▶ [EXERCISE AIM] Exactly as written, please set down all of the entries again, with no pictures.

▶ [MATERIAL FOR THE TASK]
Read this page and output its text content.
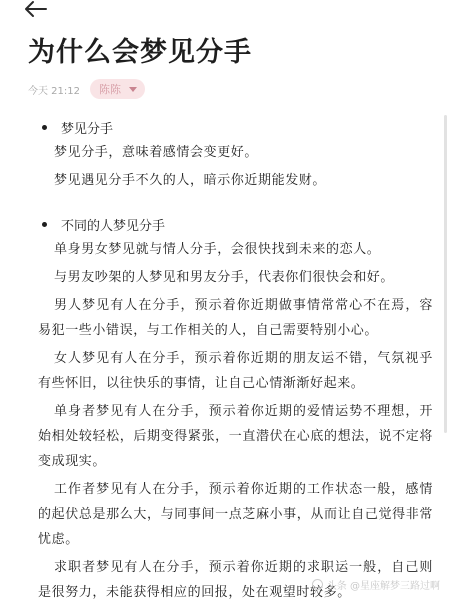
为什么会梦见分手
今天 21:12 陈陈
梦见分手

梦见分手，意味着感情会变更好。

梦见遇见分手不久的人，暗示你近期能发财。

不同的人梦见分手

单身男女梦见就与情人分手，会很快找到未来的恋人。

与男友吵架的人梦见和男友分手，代表你们很快会和好。

男人梦见有人在分手，预示着你近期做事情常常心不在焉，容易犯一些小错误，与工作相关的人，自己需要特别小心。

女人梦见有人在分手，预示着你近期的朋友运不错，气氛视乎有些怀旧，以往快乐的事情，让自己心情渐渐好起来。

单身者梦见有人在分手，预示着你近期的爱情运势不理想，开始相处较轻松，后期变得紧张，一直潜伏在心底的想法，说不定将变成现实。

工作者梦见有人在分手，预示着你近期的工作状态一般，感情的起伏总是那么大，与同事间一点芝麻小事，从而让自己觉得非常忧虑。

求职者梦见有人在分手，预示着你近期的求职运一般，自己则是很努力，未能获得相应的回报，处在观望时较多。

头条 @星座解梦三路过啊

▶ [EXERCISE RESPONSE]
Read this page and output its text content.
为什么会梦见分手
今天 21:12 陈陈
梦见分手

梦见分手，意味着感情会变更好。

梦见遇见分手不久的人，暗示你近期能发财。

不同的人梦见分手

单身男女梦见就与情人分手，会很快找到未来的恋人。

与男友吵架的人梦见和男友分手，代表你们很快会和好。

男人梦见有人在分手，预示着你近期做事情常常心不在焉，容易犯一些小错误，与工作相关的人，自己需要特别小心。

女人梦见有人在分手，预示着你近期的朋友运不错，气氛视乎有些怀旧，以往快乐的事情，让自己心情渐渐好起来。

单身者梦见有人在分手，预示着你近期的爱情运势不理想，开始相处较轻松，后期变得紧张，一直潜伏在心底的想法，说不定将变成现实。

工作者梦见有人在分手，预示着你近期的工作状态一般，感情的起伏总是那么大，与同事间一点芝麻小事，从而让自己觉得非常忧虑。

求职者梦见有人在分手，预示着你近期的求职运一般，自己则是很努力，未能获得相应的回报，处在观望时较多。

头条 @星座解梦三路过啊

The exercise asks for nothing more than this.